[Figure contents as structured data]
^^^^^^^^

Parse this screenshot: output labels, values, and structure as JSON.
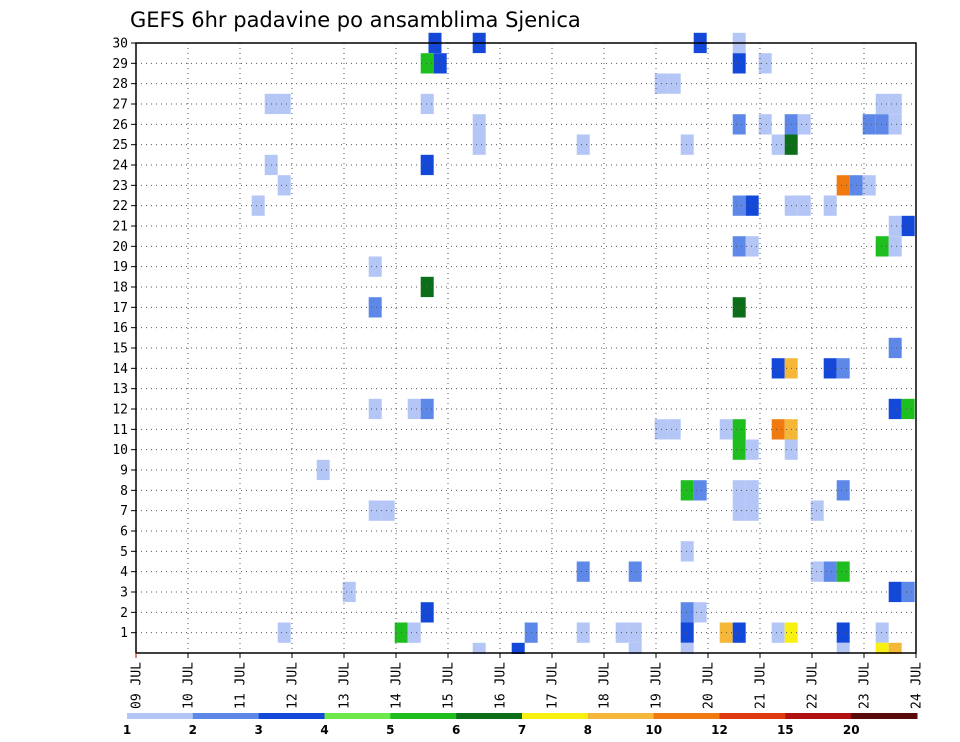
{
  "chart_data": {
    "type": "heatmap",
    "title": "GEFS 6hr padavine po ansamblima Sjenica",
    "x_labels": [
      "09 JUL",
      "10 JUL",
      "11 JUL",
      "12 JUL",
      "13 JUL",
      "14 JUL",
      "15 JUL",
      "16 JUL",
      "17 JUL",
      "18 JUL",
      "19 JUL",
      "20 JUL",
      "21 JUL",
      "22 JUL",
      "23 JUL",
      "24 JUL"
    ],
    "y_labels": [
      "1",
      "2",
      "3",
      "4",
      "5",
      "6",
      "7",
      "8",
      "9",
      "10",
      "11",
      "12",
      "13",
      "14",
      "15",
      "16",
      "17",
      "18",
      "19",
      "20",
      "21",
      "22",
      "23",
      "24",
      "25",
      "26",
      "27",
      "28",
      "29",
      "30"
    ],
    "xlim": [
      0,
      15
    ],
    "ylim": [
      0,
      30
    ],
    "grid": true,
    "colorbar": {
      "labels": [
        "1",
        "2",
        "3",
        "4",
        "5",
        "6",
        "7",
        "8",
        "10",
        "12",
        "15",
        "20"
      ],
      "colors": [
        "#b3c6f5",
        "#5e88e8",
        "#1448d8",
        "#6fe84a",
        "#1fbe1f",
        "#0d6e1a",
        "#f8f010",
        "#f5b738",
        "#f07a10",
        "#e03a10",
        "#b01010",
        "#5a0a0a"
      ]
    },
    "cells": [
      [
        5.75,
        30,
        3
      ],
      [
        6.6,
        30,
        3
      ],
      [
        10.85,
        30,
        3
      ],
      [
        11.6,
        30,
        1
      ],
      [
        5.6,
        29,
        5
      ],
      [
        5.85,
        29,
        3
      ],
      [
        11.6,
        29,
        3
      ],
      [
        12.1,
        29,
        1
      ],
      [
        10.1,
        28,
        1
      ],
      [
        10.35,
        28,
        1
      ],
      [
        2.6,
        27,
        1
      ],
      [
        2.85,
        27,
        1
      ],
      [
        5.6,
        27,
        1
      ],
      [
        14.35,
        27,
        1
      ],
      [
        14.6,
        27,
        1
      ],
      [
        6.6,
        26,
        1
      ],
      [
        11.6,
        26,
        2
      ],
      [
        12.1,
        26,
        1
      ],
      [
        12.6,
        26,
        2
      ],
      [
        12.85,
        26,
        1
      ],
      [
        14.1,
        26,
        2
      ],
      [
        14.35,
        26,
        2
      ],
      [
        14.6,
        26,
        1
      ],
      [
        6.6,
        25,
        1
      ],
      [
        8.6,
        25,
        1
      ],
      [
        10.6,
        25,
        1
      ],
      [
        12.35,
        25,
        1
      ],
      [
        12.6,
        25,
        6
      ],
      [
        2.6,
        24,
        1
      ],
      [
        5.6,
        24,
        3
      ],
      [
        2.85,
        23,
        1
      ],
      [
        13.6,
        23,
        9
      ],
      [
        13.85,
        23,
        2
      ],
      [
        14.1,
        23,
        1
      ],
      [
        2.35,
        22,
        1
      ],
      [
        11.6,
        22,
        2
      ],
      [
        11.85,
        22,
        3
      ],
      [
        12.6,
        22,
        1
      ],
      [
        12.85,
        22,
        1
      ],
      [
        13.35,
        22,
        1
      ],
      [
        14.6,
        21,
        1
      ],
      [
        14.85,
        21,
        3
      ],
      [
        11.6,
        20,
        2
      ],
      [
        11.85,
        20,
        1
      ],
      [
        14.35,
        20,
        5
      ],
      [
        14.6,
        20,
        1
      ],
      [
        4.6,
        19,
        1
      ],
      [
        5.6,
        18,
        6
      ],
      [
        4.6,
        17,
        2
      ],
      [
        11.6,
        17,
        6
      ],
      [
        14.6,
        15,
        2
      ],
      [
        12.35,
        14,
        3
      ],
      [
        12.6,
        14,
        8
      ],
      [
        13.35,
        14,
        3
      ],
      [
        13.6,
        14,
        2
      ],
      [
        4.6,
        12,
        1
      ],
      [
        5.35,
        12,
        1
      ],
      [
        5.6,
        12,
        2
      ],
      [
        14.6,
        12,
        3
      ],
      [
        14.85,
        12,
        5
      ],
      [
        10.1,
        11,
        1
      ],
      [
        10.35,
        11,
        1
      ],
      [
        11.35,
        11,
        1
      ],
      [
        11.6,
        11,
        5
      ],
      [
        12.35,
        11,
        9
      ],
      [
        12.6,
        11,
        8
      ],
      [
        11.6,
        10,
        5
      ],
      [
        11.85,
        10,
        1
      ],
      [
        12.6,
        10,
        1
      ],
      [
        3.6,
        9,
        1
      ],
      [
        10.6,
        8,
        5
      ],
      [
        10.85,
        8,
        2
      ],
      [
        11.6,
        8,
        1
      ],
      [
        11.85,
        8,
        1
      ],
      [
        13.6,
        8,
        2
      ],
      [
        4.6,
        7,
        1
      ],
      [
        4.85,
        7,
        1
      ],
      [
        11.6,
        7,
        1
      ],
      [
        11.85,
        7,
        1
      ],
      [
        13.1,
        7,
        1
      ],
      [
        10.6,
        5,
        1
      ],
      [
        8.6,
        4,
        2
      ],
      [
        9.6,
        4,
        2
      ],
      [
        13.1,
        4,
        1
      ],
      [
        13.35,
        4,
        2
      ],
      [
        13.6,
        4,
        5
      ],
      [
        4.1,
        3,
        1
      ],
      [
        14.6,
        3,
        3
      ],
      [
        14.85,
        3,
        2
      ],
      [
        5.6,
        2,
        3
      ],
      [
        10.6,
        2,
        2
      ],
      [
        10.85,
        2,
        1
      ],
      [
        2.85,
        1,
        1
      ],
      [
        5.1,
        1,
        5
      ],
      [
        5.35,
        1,
        1
      ],
      [
        7.6,
        1,
        2
      ],
      [
        8.6,
        1,
        1
      ],
      [
        9.35,
        1,
        1
      ],
      [
        9.6,
        1,
        1
      ],
      [
        10.6,
        1,
        3
      ],
      [
        11.35,
        1,
        8
      ],
      [
        11.6,
        1,
        3
      ],
      [
        12.35,
        1,
        1
      ],
      [
        12.6,
        1,
        7
      ],
      [
        13.6,
        1,
        3
      ],
      [
        14.35,
        1,
        1
      ],
      [
        6.6,
        0,
        1
      ],
      [
        7.35,
        0,
        3
      ],
      [
        9.6,
        0,
        1
      ],
      [
        10.6,
        0,
        1
      ],
      [
        13.6,
        0,
        1
      ],
      [
        14.35,
        0,
        7
      ],
      [
        14.6,
        0,
        8
      ]
    ]
  }
}
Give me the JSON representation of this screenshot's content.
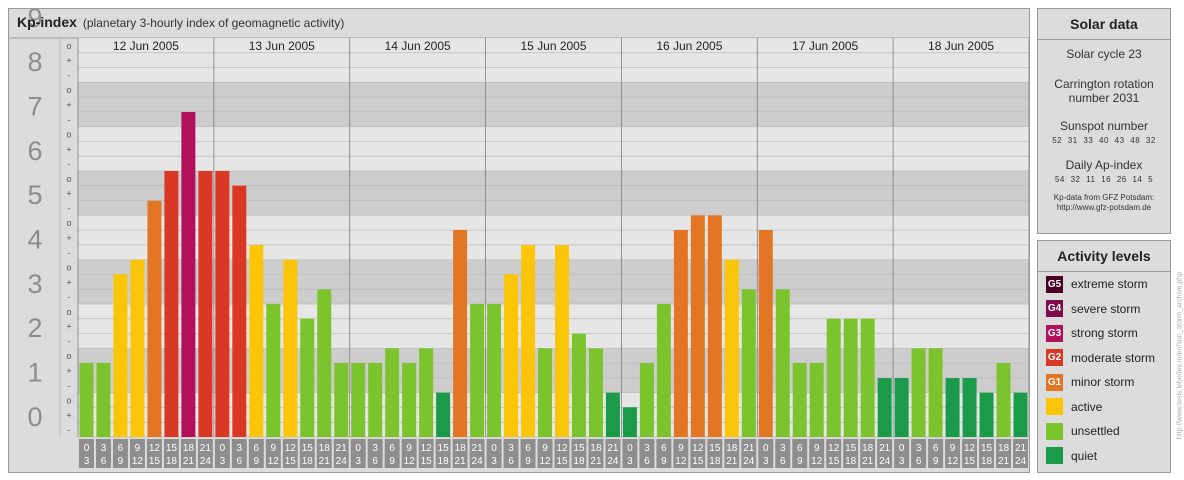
{
  "header": {
    "title": "Kp-index",
    "subtitle": "(planetary 3-hourly index of geomagnetic activity)"
  },
  "chart_data": {
    "type": "bar",
    "ylim": [
      0,
      9
    ],
    "y_ticks": [
      "0",
      "1",
      "2",
      "3",
      "4",
      "5",
      "6",
      "7",
      "8",
      "9"
    ],
    "minor_ticks": [
      "o",
      "+",
      "-"
    ],
    "days": [
      "12 Jun 2005",
      "13 Jun 2005",
      "14 Jun 2005",
      "15 Jun 2005",
      "16 Jun 2005",
      "17 Jun 2005",
      "18 Jun 2005"
    ],
    "interval_start": [
      "0",
      "3",
      "6",
      "9",
      "12",
      "15",
      "18",
      "21"
    ],
    "interval_end": [
      "3",
      "6",
      "9",
      "12",
      "15",
      "18",
      "21",
      "24"
    ],
    "values": [
      1.67,
      1.67,
      3.67,
      4.0,
      5.33,
      6.0,
      7.33,
      6.0,
      6.0,
      5.67,
      4.33,
      3.0,
      4.0,
      2.67,
      3.33,
      1.67,
      1.67,
      1.67,
      2.0,
      1.67,
      2.0,
      1.0,
      4.67,
      3.0,
      3.0,
      3.67,
      4.33,
      2.0,
      4.33,
      2.33,
      2.0,
      1.0,
      0.67,
      1.67,
      3.0,
      4.67,
      5.0,
      5.0,
      4.0,
      3.33,
      4.67,
      3.33,
      1.67,
      1.67,
      2.67,
      2.67,
      2.67,
      1.33,
      1.33,
      2.0,
      2.0,
      1.33,
      1.33,
      1.0,
      1.67,
      1.0
    ]
  },
  "colors": {
    "quiet": "#1b9a4a",
    "unsettled": "#7cc42d",
    "active": "#fbc50a",
    "minor": "#e27625",
    "moderate": "#d93825",
    "strong": "#b2105a",
    "severe": "#800a4e",
    "extreme": "#4a0024"
  },
  "solar": {
    "title": "Solar data",
    "cycle": "Solar cycle 23",
    "carrington_1": "Carrington rotation",
    "carrington_2": "number 2031",
    "sunspot_label": "Sunspot number",
    "sunspot_values": "52 31 33 40 43 48 32",
    "ap_label": "Daily Ap-index",
    "ap_values": "54 32 11 16 26 14 5",
    "source_1": "Kp-data from GFZ Potsdam:",
    "source_2": "http://www.gfz-potsdam.de"
  },
  "activity": {
    "title": "Activity levels",
    "levels": [
      {
        "code": "G5",
        "label": "extreme storm"
      },
      {
        "code": "G4",
        "label": "severe storm"
      },
      {
        "code": "G3",
        "label": "strong storm"
      },
      {
        "code": "G2",
        "label": "moderate storm"
      },
      {
        "code": "G1",
        "label": "minor storm"
      },
      {
        "code": "",
        "label": "active"
      },
      {
        "code": "",
        "label": "unsettled"
      },
      {
        "code": "",
        "label": "quiet"
      }
    ]
  },
  "credit": "http://www.tesis.lebedev.ru/en/sun_storm_archive.php"
}
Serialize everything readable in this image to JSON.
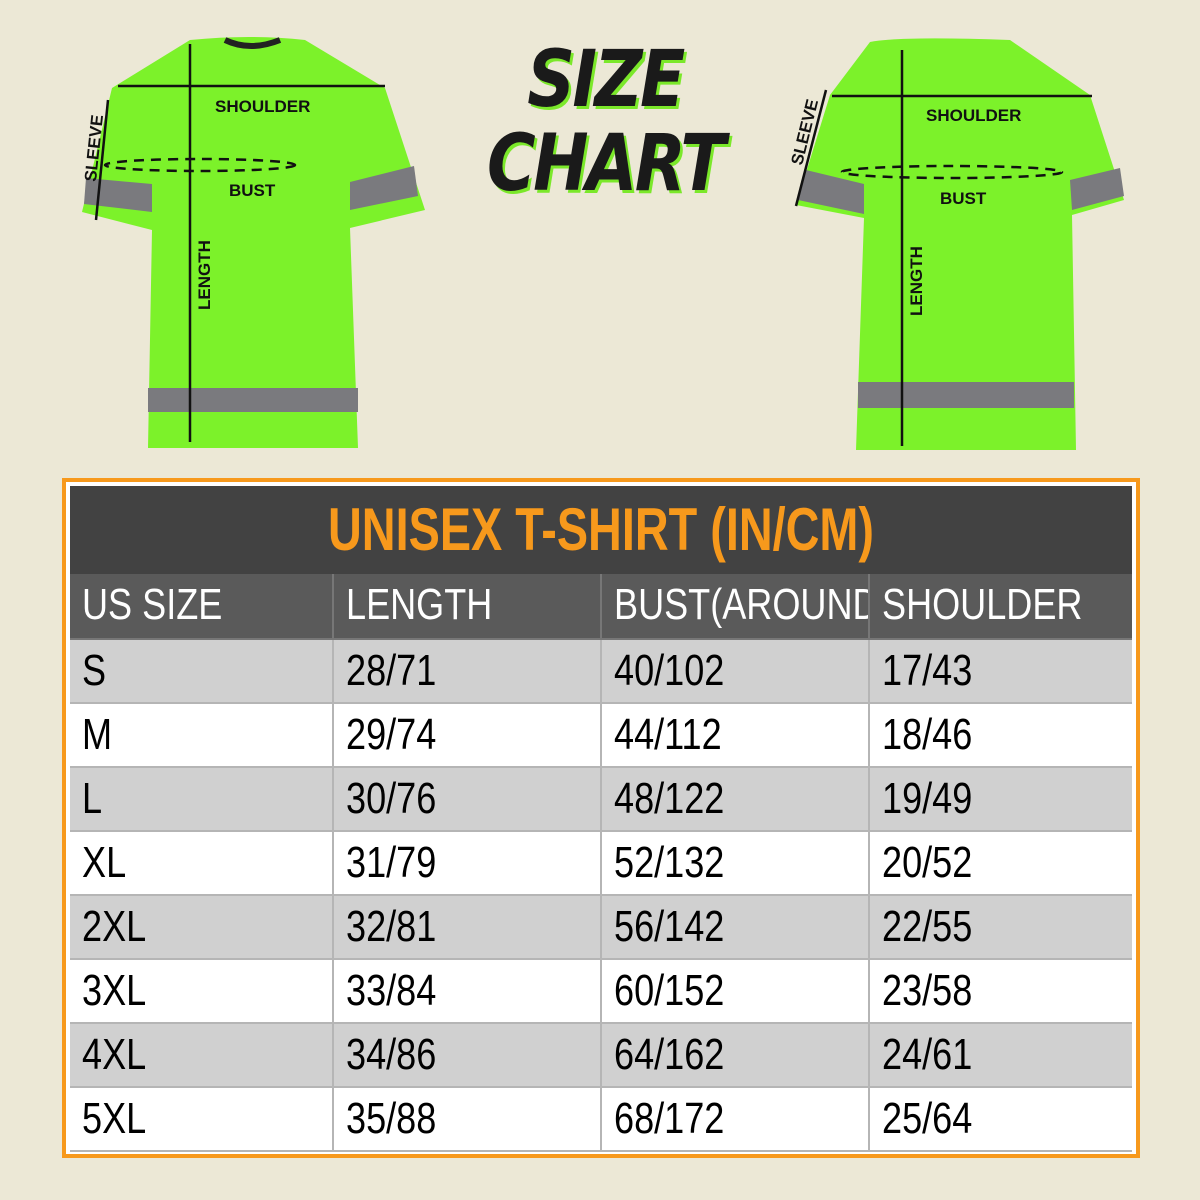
{
  "heading": {
    "line1": "SIZE",
    "line2": "CHART"
  },
  "front_shirt": {
    "labels": {
      "shoulder": "SHOULDER",
      "sleeve": "SLEEVE",
      "bust": "BUST",
      "length": "LENGTH"
    }
  },
  "back_shirt": {
    "labels": {
      "shoulder": "SHOULDER",
      "sleeve": "SLEEVE",
      "bust": "BUST",
      "length": "LENGTH"
    }
  },
  "colors": {
    "shirt": "#7cf22a",
    "reflective_band": "#7a7a7e",
    "accent_orange": "#f7991c",
    "title_bar": "#424242",
    "header_row": "#5a5a5a",
    "background": "#ece8d6"
  },
  "table": {
    "title": "UNISEX T-SHIRT (IN/CM)",
    "columns": [
      "US SIZE",
      "LENGTH",
      "BUST(AROUND)",
      "SHOULDER"
    ],
    "rows": [
      [
        "S",
        "28/71",
        "40/102",
        "17/43"
      ],
      [
        "M",
        "29/74",
        "44/112",
        "18/46"
      ],
      [
        "L",
        "30/76",
        "48/122",
        "19/49"
      ],
      [
        "XL",
        "31/79",
        "52/132",
        "20/52"
      ],
      [
        "2XL",
        "32/81",
        "56/142",
        "22/55"
      ],
      [
        "3XL",
        "33/84",
        "60/152",
        "23/58"
      ],
      [
        "4XL",
        "34/86",
        "64/162",
        "24/61"
      ],
      [
        "5XL",
        "35/88",
        "68/172",
        "25/64"
      ]
    ]
  }
}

^^^^^^^^

[Directions for this task]: Copy each line of the records containing the string "screenshot".

[Result for this exercise]:
Parse this screenshot: output labels, values, and structure as JSON.
Give me the JSON representation of this screenshot's content.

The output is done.